▸ **What you need to do**:
Copy the records below exactly, leaving out every picture.

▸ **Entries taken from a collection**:
:::::

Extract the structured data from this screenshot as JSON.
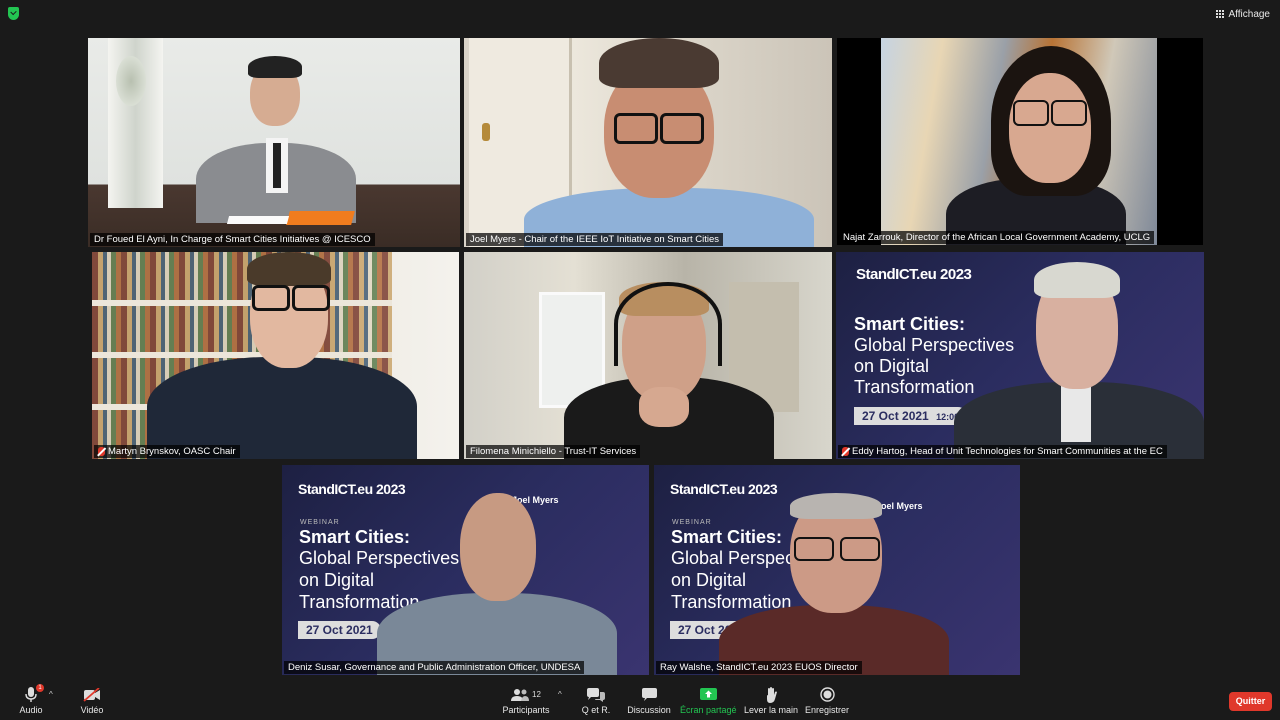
{
  "view_button": {
    "label": "Affichage",
    "icon": "grid-icon"
  },
  "participants_tiles": [
    {
      "name": "Dr Foued El Ayni, In Charge of Smart Cities  Initiatives @ ICESCO",
      "active": true,
      "muted": false
    },
    {
      "name": "Joel Myers - Chair of the IEEE IoT Initiative on Smart Cities",
      "active": false,
      "muted": false
    },
    {
      "name": "Najat Zarrouk, Director of the African Local Government Academy, UCLG",
      "active": false,
      "muted": false
    },
    {
      "name": "Martyn Brynskov, OASC Chair",
      "active": false,
      "muted": true
    },
    {
      "name": "Filomena Minichiello - Trust-IT Services",
      "active": false,
      "muted": false
    },
    {
      "name": "Eddy Hartog, Head of Unit Technologies for Smart Communities at the EC",
      "active": false,
      "muted": true
    },
    {
      "name": "Deniz Susar, Governance and Public Administration Officer, UNDESA",
      "active": false,
      "muted": false
    },
    {
      "name": "Ray Walshe, StandICT.eu 2023 EUOS Director",
      "active": false,
      "muted": false
    }
  ],
  "slide": {
    "logo": "StandICT.eu 2023",
    "webinar": "WEBINAR",
    "title_line1": "Smart Cities:",
    "title_line2": "Global Perspectives",
    "title_line3": "on Digital",
    "title_line4": "Transformation",
    "date": "27 Oct 2021",
    "time": "12:00",
    "speaker_name": "Joel Myers"
  },
  "toolbar": {
    "audio": {
      "label": "Audio",
      "badge": "1"
    },
    "video": {
      "label": "Vidéo"
    },
    "participants": {
      "label": "Participants",
      "count": "12"
    },
    "qa": {
      "label": "Q et R."
    },
    "chat": {
      "label": "Discussion"
    },
    "share": {
      "label": "Écran partagé"
    },
    "raise_hand": {
      "label": "Lever la main"
    },
    "record": {
      "label": "Enregistrer"
    },
    "quit": {
      "label": "Quitter"
    }
  },
  "colors": {
    "active_speaker_outline": "#c9ec4e",
    "quit_button": "#e0382b",
    "share_green": "#23c552",
    "background": "#1a1a1a"
  }
}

:::::

▸ **Answer to this exercise**:
Extract the structured data from this screenshot as JSON.
{
  "view_button": {
    "label": "Affichage",
    "icon": "grid-icon"
  },
  "participants_tiles": [
    {
      "name": "Dr Foued El Ayni, In Charge of Smart Cities  Initiatives @ ICESCO",
      "active": true,
      "muted": false
    },
    {
      "name": "Joel Myers - Chair of the IEEE IoT Initiative on Smart Cities",
      "active": false,
      "muted": false
    },
    {
      "name": "Najat Zarrouk, Director of the African Local Government Academy, UCLG",
      "active": false,
      "muted": false
    },
    {
      "name": "Martyn Brynskov, OASC Chair",
      "active": false,
      "muted": true
    },
    {
      "name": "Filomena Minichiello - Trust-IT Services",
      "active": false,
      "muted": false
    },
    {
      "name": "Eddy Hartog, Head of Unit Technologies for Smart Communities at the EC",
      "active": false,
      "muted": true
    },
    {
      "name": "Deniz Susar, Governance and Public Administration Officer, UNDESA",
      "active": false,
      "muted": false
    },
    {
      "name": "Ray Walshe, StandICT.eu 2023 EUOS Director",
      "active": false,
      "muted": false
    }
  ],
  "slide": {
    "logo": "StandICT.eu 2023",
    "webinar": "WEBINAR",
    "title_line1": "Smart Cities:",
    "title_line2": "Global Perspectives",
    "title_line3": "on Digital",
    "title_line4": "Transformation",
    "date": "27 Oct 2021",
    "time": "12:00",
    "speaker_name": "Joel Myers"
  },
  "toolbar": {
    "audio": {
      "label": "Audio",
      "badge": "1"
    },
    "video": {
      "label": "Vidéo"
    },
    "participants": {
      "label": "Participants",
      "count": "12"
    },
    "qa": {
      "label": "Q et R."
    },
    "chat": {
      "label": "Discussion"
    },
    "share": {
      "label": "Écran partagé"
    },
    "raise_hand": {
      "label": "Lever la main"
    },
    "record": {
      "label": "Enregistrer"
    },
    "quit": {
      "label": "Quitter"
    }
  },
  "colors": {
    "active_speaker_outline": "#c9ec4e",
    "quit_button": "#e0382b",
    "share_green": "#23c552",
    "background": "#1a1a1a"
  }
}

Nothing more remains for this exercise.